Aim of the exercise:
Please retype each of the following rows exactly, keeping every character unchanged.

Labeled region entries:
____
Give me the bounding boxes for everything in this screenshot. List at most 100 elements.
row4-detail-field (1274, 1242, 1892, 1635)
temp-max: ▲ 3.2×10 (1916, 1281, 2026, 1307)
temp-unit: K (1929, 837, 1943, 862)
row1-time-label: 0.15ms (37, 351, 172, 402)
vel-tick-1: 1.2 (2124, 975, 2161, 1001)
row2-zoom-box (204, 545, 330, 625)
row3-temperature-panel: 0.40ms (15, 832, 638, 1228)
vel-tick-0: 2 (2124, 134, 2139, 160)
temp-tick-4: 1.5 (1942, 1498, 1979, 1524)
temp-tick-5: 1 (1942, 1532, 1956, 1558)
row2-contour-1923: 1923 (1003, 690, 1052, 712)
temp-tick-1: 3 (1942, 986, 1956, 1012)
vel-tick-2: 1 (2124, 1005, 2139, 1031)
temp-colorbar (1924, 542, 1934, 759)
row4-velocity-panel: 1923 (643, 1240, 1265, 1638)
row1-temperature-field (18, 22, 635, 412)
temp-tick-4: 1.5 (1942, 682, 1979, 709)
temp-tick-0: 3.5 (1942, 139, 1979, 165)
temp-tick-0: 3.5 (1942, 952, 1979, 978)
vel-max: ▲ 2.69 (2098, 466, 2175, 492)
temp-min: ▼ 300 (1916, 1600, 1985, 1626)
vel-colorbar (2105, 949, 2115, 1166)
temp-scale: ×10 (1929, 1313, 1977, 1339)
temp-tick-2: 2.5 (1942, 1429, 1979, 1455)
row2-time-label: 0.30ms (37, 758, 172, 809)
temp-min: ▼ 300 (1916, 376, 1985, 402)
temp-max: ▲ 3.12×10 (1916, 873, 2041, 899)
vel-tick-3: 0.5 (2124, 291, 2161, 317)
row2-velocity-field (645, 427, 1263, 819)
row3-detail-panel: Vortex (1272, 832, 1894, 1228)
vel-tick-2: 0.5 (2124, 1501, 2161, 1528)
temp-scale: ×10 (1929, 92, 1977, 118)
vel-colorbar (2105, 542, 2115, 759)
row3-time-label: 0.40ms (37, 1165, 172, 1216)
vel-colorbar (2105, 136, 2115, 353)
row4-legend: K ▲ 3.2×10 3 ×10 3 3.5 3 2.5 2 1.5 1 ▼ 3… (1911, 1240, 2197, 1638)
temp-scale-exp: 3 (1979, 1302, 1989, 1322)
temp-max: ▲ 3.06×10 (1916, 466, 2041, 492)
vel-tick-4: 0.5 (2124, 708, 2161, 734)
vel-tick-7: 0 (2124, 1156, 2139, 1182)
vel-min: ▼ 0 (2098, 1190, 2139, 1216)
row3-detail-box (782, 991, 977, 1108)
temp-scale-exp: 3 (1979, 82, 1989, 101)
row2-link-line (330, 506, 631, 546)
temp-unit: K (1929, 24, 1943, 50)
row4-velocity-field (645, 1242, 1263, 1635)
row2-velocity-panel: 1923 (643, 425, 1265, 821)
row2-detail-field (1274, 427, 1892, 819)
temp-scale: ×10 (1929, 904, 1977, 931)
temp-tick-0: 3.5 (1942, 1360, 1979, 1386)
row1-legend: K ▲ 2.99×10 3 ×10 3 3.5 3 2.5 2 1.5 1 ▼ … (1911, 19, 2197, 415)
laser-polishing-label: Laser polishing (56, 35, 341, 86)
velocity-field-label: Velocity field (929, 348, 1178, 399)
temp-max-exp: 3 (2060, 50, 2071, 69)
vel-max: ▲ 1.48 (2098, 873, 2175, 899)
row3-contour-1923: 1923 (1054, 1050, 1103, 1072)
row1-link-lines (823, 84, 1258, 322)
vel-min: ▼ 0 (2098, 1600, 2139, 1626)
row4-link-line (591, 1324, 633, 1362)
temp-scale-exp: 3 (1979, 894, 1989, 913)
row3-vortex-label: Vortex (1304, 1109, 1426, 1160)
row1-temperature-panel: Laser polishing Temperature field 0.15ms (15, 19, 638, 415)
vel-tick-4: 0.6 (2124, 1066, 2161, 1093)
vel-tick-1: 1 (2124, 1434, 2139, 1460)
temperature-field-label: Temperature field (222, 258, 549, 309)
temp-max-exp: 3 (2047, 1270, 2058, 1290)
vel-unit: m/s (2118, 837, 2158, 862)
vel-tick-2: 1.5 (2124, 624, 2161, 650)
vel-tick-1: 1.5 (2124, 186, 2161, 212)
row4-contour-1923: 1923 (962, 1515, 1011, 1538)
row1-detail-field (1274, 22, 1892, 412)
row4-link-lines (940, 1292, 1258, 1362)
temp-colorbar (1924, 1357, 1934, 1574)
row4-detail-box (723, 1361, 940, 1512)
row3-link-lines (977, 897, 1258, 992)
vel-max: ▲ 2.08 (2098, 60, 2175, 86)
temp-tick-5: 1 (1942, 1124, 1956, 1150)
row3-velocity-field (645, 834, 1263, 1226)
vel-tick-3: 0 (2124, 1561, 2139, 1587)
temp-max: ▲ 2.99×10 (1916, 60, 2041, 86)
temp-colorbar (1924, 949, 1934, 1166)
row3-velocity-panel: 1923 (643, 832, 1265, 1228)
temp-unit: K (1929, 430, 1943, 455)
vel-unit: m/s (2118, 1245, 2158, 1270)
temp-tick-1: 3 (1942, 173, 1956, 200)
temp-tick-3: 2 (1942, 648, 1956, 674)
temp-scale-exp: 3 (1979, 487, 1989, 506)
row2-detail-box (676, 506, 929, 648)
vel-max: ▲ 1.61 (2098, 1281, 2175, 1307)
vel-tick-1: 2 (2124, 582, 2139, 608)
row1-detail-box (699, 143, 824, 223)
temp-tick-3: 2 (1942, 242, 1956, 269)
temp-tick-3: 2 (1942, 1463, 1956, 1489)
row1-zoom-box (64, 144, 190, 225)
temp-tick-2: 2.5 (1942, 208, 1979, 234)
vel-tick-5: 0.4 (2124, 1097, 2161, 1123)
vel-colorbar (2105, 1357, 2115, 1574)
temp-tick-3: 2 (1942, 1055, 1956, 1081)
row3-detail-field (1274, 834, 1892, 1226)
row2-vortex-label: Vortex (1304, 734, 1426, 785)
____
Output for this task:
Give me the bounding boxes for everything in this screenshot. List at most 100 elements.
row4-detail-field (1274, 1242, 1892, 1635)
temp-max: ▲ 3.2×10 (1916, 1281, 2026, 1307)
temp-unit: K (1929, 837, 1943, 862)
row1-time-label: 0.15ms (37, 351, 172, 402)
vel-tick-1: 1.2 (2124, 975, 2161, 1001)
row2-zoom-box (204, 545, 330, 625)
row3-temperature-panel: 0.40ms (15, 832, 638, 1228)
vel-tick-0: 2 (2124, 134, 2139, 160)
temp-tick-4: 1.5 (1942, 1498, 1979, 1524)
temp-tick-5: 1 (1942, 1532, 1956, 1558)
row2-contour-1923: 1923 (1003, 690, 1052, 712)
temp-tick-1: 3 (1942, 986, 1956, 1012)
vel-tick-2: 1 (2124, 1005, 2139, 1031)
temp-colorbar (1924, 542, 1934, 759)
row4-velocity-panel: 1923 (643, 1240, 1265, 1638)
row1-temperature-field (18, 22, 635, 412)
temp-tick-4: 1.5 (1942, 682, 1979, 709)
temp-tick-0: 3.5 (1942, 139, 1979, 165)
temp-tick-0: 3.5 (1942, 952, 1979, 978)
vel-max: ▲ 2.69 (2098, 466, 2175, 492)
temp-min: ▼ 300 (1916, 1600, 1985, 1626)
vel-colorbar (2105, 949, 2115, 1166)
temp-scale: ×10 (1929, 1313, 1977, 1339)
temp-tick-2: 2.5 (1942, 1429, 1979, 1455)
row2-time-label: 0.30ms (37, 758, 172, 809)
temp-min: ▼ 300 (1916, 376, 1985, 402)
temp-max: ▲ 3.12×10 (1916, 873, 2041, 899)
vel-tick-3: 0.5 (2124, 291, 2161, 317)
row2-velocity-field (645, 427, 1263, 819)
row3-detail-panel: Vortex (1272, 832, 1894, 1228)
vel-tick-2: 0.5 (2124, 1501, 2161, 1528)
temp-scale: ×10 (1929, 92, 1977, 118)
vel-colorbar (2105, 542, 2115, 759)
row3-time-label: 0.40ms (37, 1165, 172, 1216)
vel-colorbar (2105, 136, 2115, 353)
row4-legend: K ▲ 3.2×10 3 ×10 3 3.5 3 2.5 2 1.5 1 ▼ 3… (1911, 1240, 2197, 1638)
temp-scale-exp: 3 (1979, 1302, 1989, 1322)
temp-max: ▲ 3.06×10 (1916, 466, 2041, 492)
vel-tick-4: 0.5 (2124, 708, 2161, 734)
vel-tick-7: 0 (2124, 1156, 2139, 1182)
vel-min: ▼ 0 (2098, 1190, 2139, 1216)
row3-detail-box (782, 991, 977, 1108)
temp-scale-exp: 3 (1979, 82, 1989, 101)
row2-link-line (330, 506, 631, 546)
temp-unit: K (1929, 24, 1943, 50)
row4-velocity-field (645, 1242, 1263, 1635)
row2-velocity-panel: 1923 (643, 425, 1265, 821)
row2-detail-field (1274, 427, 1892, 819)
temp-scale: ×10 (1929, 904, 1977, 931)
temp-tick-0: 3.5 (1942, 1360, 1979, 1386)
row1-legend: K ▲ 2.99×10 3 ×10 3 3.5 3 2.5 2 1.5 1 ▼ … (1911, 19, 2197, 415)
laser-polishing-label: Laser polishing (56, 35, 341, 86)
velocity-field-label: Velocity field (929, 348, 1178, 399)
temp-max-exp: 3 (2060, 50, 2071, 69)
vel-max: ▲ 1.48 (2098, 873, 2175, 899)
row3-contour-1923: 1923 (1054, 1050, 1103, 1072)
row1-link-lines (823, 84, 1258, 322)
vel-min: ▼ 0 (2098, 1600, 2139, 1626)
row4-link-line (591, 1324, 633, 1362)
temp-scale-exp: 3 (1979, 894, 1989, 913)
row3-vortex-label: Vortex (1304, 1109, 1426, 1160)
row1-temperature-panel: Laser polishing Temperature field 0.15ms (15, 19, 638, 415)
vel-tick-4: 0.6 (2124, 1066, 2161, 1093)
vel-tick-1: 1 (2124, 1434, 2139, 1460)
temperature-field-label: Temperature field (222, 258, 549, 309)
temp-max-exp: 3 (2047, 1270, 2058, 1290)
vel-unit: m/s (2118, 837, 2158, 862)
vel-tick-2: 1.5 (2124, 624, 2161, 650)
vel-tick-1: 1.5 (2124, 186, 2161, 212)
row4-contour-1923: 1923 (962, 1515, 1011, 1538)
row1-detail-field (1274, 22, 1892, 412)
row4-link-lines (940, 1292, 1258, 1362)
temp-colorbar (1924, 1357, 1934, 1574)
row4-detail-box (723, 1361, 940, 1512)
row3-link-lines (977, 897, 1258, 992)
vel-max: ▲ 2.08 (2098, 60, 2175, 86)
temp-tick-5: 1 (1942, 1124, 1956, 1150)
row3-velocity-field (645, 834, 1263, 1226)
vel-tick-3: 0 (2124, 1561, 2139, 1587)
temp-max: ▲ 2.99×10 (1916, 60, 2041, 86)
temp-colorbar (1924, 949, 1934, 1166)
row3-velocity-panel: 1923 (643, 832, 1265, 1228)
temp-unit: K (1929, 430, 1943, 455)
vel-unit: m/s (2118, 1245, 2158, 1270)
temp-tick-1: 3 (1942, 173, 1956, 200)
temp-tick-3: 2 (1942, 648, 1956, 674)
temp-scale-exp: 3 (1979, 487, 1989, 506)
row2-detail-box (676, 506, 929, 648)
vel-max: ▲ 1.61 (2098, 1281, 2175, 1307)
vel-tick-1: 2 (2124, 582, 2139, 608)
row1-detail-box (699, 143, 824, 223)
temp-tick-3: 2 (1942, 242, 1956, 269)
temp-tick-3: 2 (1942, 1463, 1956, 1489)
row1-zoom-box (64, 144, 190, 225)
temp-tick-2: 2.5 (1942, 208, 1979, 234)
vel-tick-5: 0.4 (2124, 1097, 2161, 1123)
vel-colorbar (2105, 1357, 2115, 1574)
temp-tick-3: 2 (1942, 1055, 1956, 1081)
row3-detail-field (1274, 834, 1892, 1226)
row2-vortex-label: Vortex (1304, 734, 1426, 785)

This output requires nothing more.